**PROVIDED TEXT**
I made it exactly by these directions, absolutely loved it. My family has requested it several times and I made some for neighbors that also received rave reviews!
Good basic recipe
AWESOME- I haven’t had peach pie in 20 yrs, never made one ever. This tasted just like I remember (I am not a huge fan of peach stuff aside from pie) but this was really good. I followed the recipe exactly with the exception of using my own pie crush recipe. I also used fresh squeezed lemon for the coating on the peach slices and no one in the family said it was too much or had a bad taste (maybe we are used to having lemon in our fruit pies since most due call for it?). Anyway, I let mine cool 4 hours before cutting and it held its shape perfectly! Not runny at all. I will mention that I used peaches that were not “pick up and eat ripe” as I thought fully ripe peaches would have made too much juice during cooking, also after mixing the sugar/flour mixture on the fruit and adding the fruit to the egg washed pie shell I made sure that any of the loose coating mixture went into the pie as well ( I just dumped it in ) and then added the butter dabs. Will def. make again. I wanted to add a picture of the pie cut to show how beautiful it turned out however there wasn’t any left! …. next time I guess I will be making two!
Turned out very soggy. Even after being in the fridge it was super soggy. I would also say too much cinnamon. It was overpowering.
I’ve made many peach pies but lost all my recipes in house fire, this is the first recipe I used since, and with home grown yellow peaches, I leave the skins on, and if the peaches are juicy i add a little more flour solves the runny problem and back off on the butter a little bit and as all ways simple and easy and so good with just right consistency it holds it form perfectly it’s hard not to eat the whole thing as soon as it cools off
Can the pie filling be frozen, or is it better freeze the peaches, THEN make the filling when needed?
This was super delicious! My only complaint is that it was extremely runny!!!! Like my pie wouldn’t even hold form…..I followed the directions to a tee too, so I’m not sure what happened but I guess next time I’ll drain all the liquid out before pouring it in. Besides that the flavor was so good!
This pie was very easy to make but was a little runny next time I will drain the juices off before putting in pie shell. Can you make and freeze this pie before baking?
I love it the lemon and all 5 stars
I added a cup of blueberries too. Delicious
Love it
Delicious flavor but mine came out runny. Maybe the fresh peaches were juicier. Will add a little cornstarch next time. Used the lime juice instead of lemon as noted in comments- worked well. Tried egg on both crusts and liked that too!

[Spatial annotation entries]
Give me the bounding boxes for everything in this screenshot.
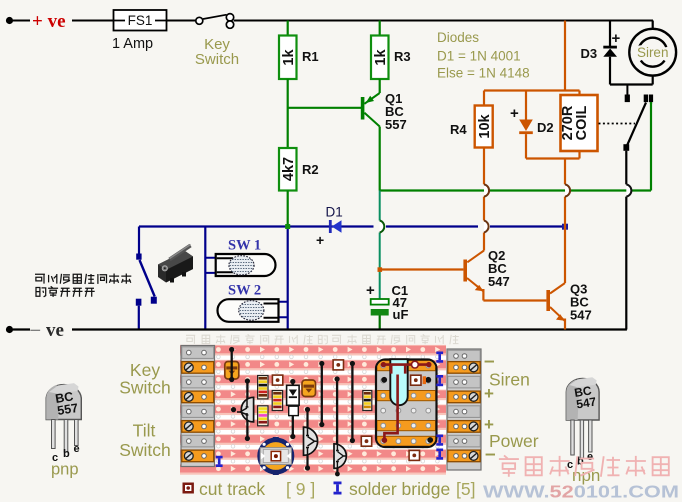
wire link link 3 [319,361,324,427]
transistor Q3 BC547 [546,283,565,330]
wire orange feed from +ve rail [564,21,566,91]
wire R3 top tap [379,21,381,36]
transistor T1 symbol [231,399,249,421]
svg-text:[5]: [5] [456,479,475,499]
wire Q2 emitter to Q3 base [483,299,546,301]
wire R4 to Q2 collector [483,148,485,251]
svg-text:Tilt: Tilt [133,421,156,441]
svg-text:pnp: pnp [51,461,79,479]
legend solder bridge text [349,479,475,499]
cut track mark [361,436,371,446]
transistor T2 on PCB (flat left) [304,407,318,471]
relay contact lever [623,103,646,151]
watermark chinese pink [499,455,669,476]
label siren terminals [484,351,530,403]
svg-text:1k: 1k [373,49,389,66]
label C1 47uF [392,283,409,322]
tilt switch SW1 [205,254,275,276]
svg-text:WWW.520101.COM: WWW.520101.COM [483,482,679,502]
transistor Q2 BC547 [380,251,484,301]
node D1 to Q3 collector junction dot [562,224,568,230]
diode D3 [603,21,617,85]
resistor on PCB RA [258,376,268,399]
label Q2 BC547 [488,248,510,289]
cut track mark inside relay [411,375,426,385]
label D1 [326,205,343,220]
svg-text:547: 547 [570,308,592,323]
legend solder bridge icon [334,482,342,495]
label D3 plus [612,30,621,47]
svg-text:D1: D1 [326,205,343,220]
svg-text:SW 2: SW 2 [228,283,261,299]
node R2/D1 junction dot [285,224,290,229]
wire +ve to FS1 [13,20,114,22]
buzzer/inductor blue ring [260,437,292,475]
resistor on PCB RB [258,406,268,426]
svg-text:ve: ve [46,320,64,341]
solder bridge mark [436,352,443,363]
relay coil 270R [560,95,598,151]
node Q2 base junction dot [378,267,383,272]
label -ve [30,319,64,341]
solder bridge mark [216,456,223,467]
node -ve terminal dot [6,326,13,333]
label R1 [302,49,319,64]
label 1 Amp [112,36,153,52]
key switch SW [196,14,234,29]
solder bridge mark [436,449,443,460]
watermark url [483,482,679,502]
wire siren bottom loop [610,21,653,85]
svg-text:1k: 1k [281,49,297,66]
relay wiring traces [383,365,428,440]
watermark faint row [186,334,459,344]
wire FS1 to key switch [167,20,196,22]
svg-text:Else = 1N 4148: Else = 1N 4148 [437,66,530,81]
wire relay common to -ve rail [625,151,627,330]
wire hop R4 wire over blue rail [484,221,489,233]
svg-text:solder bridge: solder bridge [349,479,450,499]
cut track mark [272,375,282,385]
svg-text:b: b [63,448,70,460]
label R3 [394,49,411,64]
legend cut track icon [183,483,194,494]
label R2 [302,162,319,177]
resistor R4 [475,91,493,148]
transistor T3 on PCB (flat left) [334,444,346,477]
microswitch clipart [158,245,193,283]
transistor package BC557 pnp [46,383,81,464]
label D2 [537,120,554,135]
svg-text:Switch: Switch [195,51,239,68]
diode on PCB [287,385,300,415]
label npn [572,466,600,485]
wire link link 5 [350,361,355,443]
svg-text:e: e [587,451,593,463]
wire top +ve rail [234,20,653,22]
siren [629,29,676,76]
svg-text:+: + [484,384,494,403]
wire Q1 base line [288,107,361,109]
resistor R2 [279,148,297,191]
svg-text:FS1: FS1 [128,13,153,28]
wire tilt box right vertical [287,229,289,330]
svg-text:557: 557 [385,117,407,132]
wire tilt box left vertical [138,227,140,254]
terminal strip right [447,349,481,470]
label tilt switch rows [119,421,171,461]
wire hop relay common over green rail [626,184,631,196]
wire hop green over blue [380,221,385,233]
diode D1 [329,220,342,233]
relay contact common stub [625,85,630,103]
tilt switch SW2 [218,299,288,322]
label R4 [450,122,467,137]
PCB stripboard [180,345,446,475]
label diodes note [437,30,530,81]
relay pins [381,377,433,443]
svg-text:R4: R4 [450,122,467,137]
wire R3 to Q1 emitter [379,79,381,93]
capacitor on PCB C-b [302,380,316,397]
label D3 [581,46,598,61]
svg-text:Switch: Switch [119,378,171,398]
cut track mark [333,360,343,370]
wire R1 top tap [287,21,289,36]
resistor on PCB RD [363,391,372,411]
svg-text:10k: 10k [477,113,493,138]
label SW1 [228,238,261,254]
svg-text:COIL: COIL [574,106,590,141]
resistor on PCB RC [272,391,282,411]
label key switch rows [119,360,171,398]
wire coil to Q3 collector [564,159,566,284]
transistor Q1 BC557 [361,93,380,127]
label D1 plus [316,232,324,248]
wire hop R4 wire over green rail [484,184,489,196]
transistor package BC547 npn [566,377,599,471]
svg-text:4k7: 4k7 [281,157,297,181]
solder bridge mark [436,375,443,386]
svg-text:D3: D3 [581,46,598,61]
relay reed capsule [390,359,407,405]
svg-text:R1: R1 [302,49,319,64]
label Key Switch [195,36,239,68]
label power terminals [484,415,539,465]
svg-text:R2: R2 [302,162,319,177]
solder bridge mark [436,435,443,446]
svg-text:D2: D2 [537,120,554,135]
svg-text:uF: uF [393,307,409,322]
switch manual NO contact [136,254,157,330]
svg-text:SW 1: SW 1 [228,238,261,254]
label Q1 BC557 [385,91,407,132]
resistor R3 [371,36,389,80]
svg-text:Diodes: Diodes [437,30,479,45]
svg-text:D1 = 1N 4001: D1 = 1N 4001 [437,49,521,64]
label pnp [51,461,79,479]
wire blue base rail [139,225,564,227]
wire Q1 collector down [379,127,381,191]
node +ve terminal dot [6,17,13,24]
wire relay NO contact to green rail [650,102,652,104]
wire link link 4 / T3 lead [335,376,340,452]
annotation chinese note [35,274,131,297]
diode D2 [519,91,533,159]
cut track mark [409,450,419,460]
relay mechanical link dotted [599,123,636,125]
terminal strip left [181,346,215,467]
wire link diode lead [290,379,295,439]
label +ve [32,11,66,32]
svg-text:–: – [485,444,496,465]
svg-text:547: 547 [488,274,510,289]
svg-text:[ 9 ]: [ 9 ] [286,479,315,499]
svg-text:+: + [316,232,324,248]
wire R2 to junction [287,191,289,225]
svg-text:Siren: Siren [489,370,530,390]
svg-text:–: – [30,319,41,340]
wire green rail to relay contact [380,102,651,191]
svg-text:e: e [74,443,80,455]
svg-text:R3: R3 [394,49,411,64]
label SW2 [228,283,261,299]
wire link link 1 [229,347,234,382]
svg-text:Switch: Switch [119,440,171,460]
capacitor on PCB C-a [225,362,239,380]
svg-text:Siren: Siren [637,45,669,60]
svg-text:+: + [510,105,519,122]
svg-text:+: + [612,30,621,47]
relay module on PCB [376,360,437,448]
wire orange top horizontal [484,91,580,96]
svg-text:1 Amp: 1 Amp [112,36,153,52]
wire link link 2 / T1 lead [245,378,250,441]
svg-text:+: + [366,282,375,299]
wire orange bottom of coil loop [526,151,580,159]
capacitor C1 [366,282,389,330]
transistor T1 on PCB (flat right) [241,397,253,422]
resistor R1 [279,36,297,80]
label D2 plus [510,105,519,122]
relay contact fixed terminals [644,95,653,103]
legend cut track text [199,479,315,499]
label Q3 BC547 [570,282,592,323]
svg-text:+ ve: + ve [32,11,66,32]
svg-text:Power: Power [489,431,539,451]
svg-text:cut track: cut track [199,479,265,499]
wire tilt box middle vertical [204,227,206,330]
wire hop coil wire over green rail [565,184,570,196]
wire Q1 collector to C1 node (teal) [379,191,381,299]
wire R1 to R2 [287,79,289,148]
fuse FS1 [114,10,167,31]
wire -ve bottom rail [13,328,627,330]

**GOAL**
List each kind of fruit that the peach pie reviews mention by name.

**RESPONSE TO THE TASK**
Peaches, lemon, blueberries, lime